***** MATERIAL SUPPLIED

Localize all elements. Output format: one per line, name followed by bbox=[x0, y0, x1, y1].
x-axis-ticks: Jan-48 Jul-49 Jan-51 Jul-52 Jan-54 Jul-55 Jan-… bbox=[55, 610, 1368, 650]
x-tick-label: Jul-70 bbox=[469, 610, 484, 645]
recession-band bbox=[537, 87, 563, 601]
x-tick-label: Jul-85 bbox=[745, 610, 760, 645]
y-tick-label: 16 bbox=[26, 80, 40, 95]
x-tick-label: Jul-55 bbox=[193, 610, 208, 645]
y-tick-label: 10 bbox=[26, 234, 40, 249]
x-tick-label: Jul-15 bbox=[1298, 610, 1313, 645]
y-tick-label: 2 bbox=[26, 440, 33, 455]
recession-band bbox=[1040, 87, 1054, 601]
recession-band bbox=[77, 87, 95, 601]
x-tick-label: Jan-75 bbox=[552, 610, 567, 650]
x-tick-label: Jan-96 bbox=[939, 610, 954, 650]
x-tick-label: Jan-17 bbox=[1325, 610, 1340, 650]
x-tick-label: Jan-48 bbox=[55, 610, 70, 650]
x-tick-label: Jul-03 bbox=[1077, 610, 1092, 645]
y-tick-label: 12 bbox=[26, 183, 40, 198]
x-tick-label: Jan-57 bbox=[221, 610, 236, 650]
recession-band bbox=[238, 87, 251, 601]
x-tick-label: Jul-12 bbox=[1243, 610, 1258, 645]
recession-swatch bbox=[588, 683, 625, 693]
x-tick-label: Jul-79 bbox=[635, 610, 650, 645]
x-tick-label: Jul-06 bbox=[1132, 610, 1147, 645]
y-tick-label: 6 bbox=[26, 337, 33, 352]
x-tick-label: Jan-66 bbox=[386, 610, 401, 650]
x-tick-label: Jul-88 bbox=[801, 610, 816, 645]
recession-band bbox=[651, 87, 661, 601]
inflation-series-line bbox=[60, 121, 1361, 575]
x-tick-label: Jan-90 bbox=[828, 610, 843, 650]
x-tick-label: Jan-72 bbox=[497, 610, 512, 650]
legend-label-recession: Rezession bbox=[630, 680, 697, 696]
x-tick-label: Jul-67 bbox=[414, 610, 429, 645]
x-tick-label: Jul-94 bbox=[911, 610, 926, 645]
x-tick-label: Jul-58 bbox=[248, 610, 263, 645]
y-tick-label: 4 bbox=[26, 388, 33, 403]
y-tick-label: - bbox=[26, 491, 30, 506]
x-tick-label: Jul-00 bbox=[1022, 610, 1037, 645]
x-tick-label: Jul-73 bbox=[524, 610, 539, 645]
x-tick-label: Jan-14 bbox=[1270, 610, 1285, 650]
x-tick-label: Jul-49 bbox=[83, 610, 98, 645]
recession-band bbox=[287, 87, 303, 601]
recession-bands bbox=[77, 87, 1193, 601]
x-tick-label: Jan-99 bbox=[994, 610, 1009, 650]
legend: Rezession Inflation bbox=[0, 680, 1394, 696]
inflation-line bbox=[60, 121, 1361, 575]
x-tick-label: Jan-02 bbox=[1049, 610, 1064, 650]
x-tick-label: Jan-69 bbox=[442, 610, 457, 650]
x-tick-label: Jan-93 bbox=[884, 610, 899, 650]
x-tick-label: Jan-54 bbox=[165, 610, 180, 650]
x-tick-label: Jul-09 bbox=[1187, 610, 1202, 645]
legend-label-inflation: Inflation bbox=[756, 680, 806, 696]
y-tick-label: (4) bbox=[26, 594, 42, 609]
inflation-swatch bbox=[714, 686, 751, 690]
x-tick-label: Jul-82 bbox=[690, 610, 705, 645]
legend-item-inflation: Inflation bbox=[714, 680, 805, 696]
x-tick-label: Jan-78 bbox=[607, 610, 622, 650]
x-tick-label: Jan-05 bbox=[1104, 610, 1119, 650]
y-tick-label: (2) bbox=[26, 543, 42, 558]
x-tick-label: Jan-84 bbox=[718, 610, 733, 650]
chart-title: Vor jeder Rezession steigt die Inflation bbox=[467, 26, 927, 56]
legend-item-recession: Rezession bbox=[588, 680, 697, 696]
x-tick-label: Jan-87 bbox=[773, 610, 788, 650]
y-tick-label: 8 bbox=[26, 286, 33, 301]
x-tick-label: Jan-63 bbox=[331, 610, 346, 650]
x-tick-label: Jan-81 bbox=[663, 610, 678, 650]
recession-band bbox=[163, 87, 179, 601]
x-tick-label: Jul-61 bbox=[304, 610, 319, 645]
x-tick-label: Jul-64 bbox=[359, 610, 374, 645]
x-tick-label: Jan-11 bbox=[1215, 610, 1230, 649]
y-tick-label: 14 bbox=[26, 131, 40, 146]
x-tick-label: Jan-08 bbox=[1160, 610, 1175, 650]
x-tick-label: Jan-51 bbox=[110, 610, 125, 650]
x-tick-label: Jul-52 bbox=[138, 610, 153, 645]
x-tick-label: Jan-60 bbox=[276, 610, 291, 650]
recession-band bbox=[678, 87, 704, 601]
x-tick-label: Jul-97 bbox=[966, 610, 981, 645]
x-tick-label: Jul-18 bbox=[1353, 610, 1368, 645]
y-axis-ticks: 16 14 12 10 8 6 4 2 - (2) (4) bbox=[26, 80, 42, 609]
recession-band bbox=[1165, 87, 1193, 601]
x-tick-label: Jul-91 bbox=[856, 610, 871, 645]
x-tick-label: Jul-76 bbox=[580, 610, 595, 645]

**********

▶ **INSTRUCTIONS FOR THE TASK**:
Count the lines in the data above that contain the string "Rezession", treating case as significant. Reply with the number alone.

▶ **EXERCISE ANSWER**:
4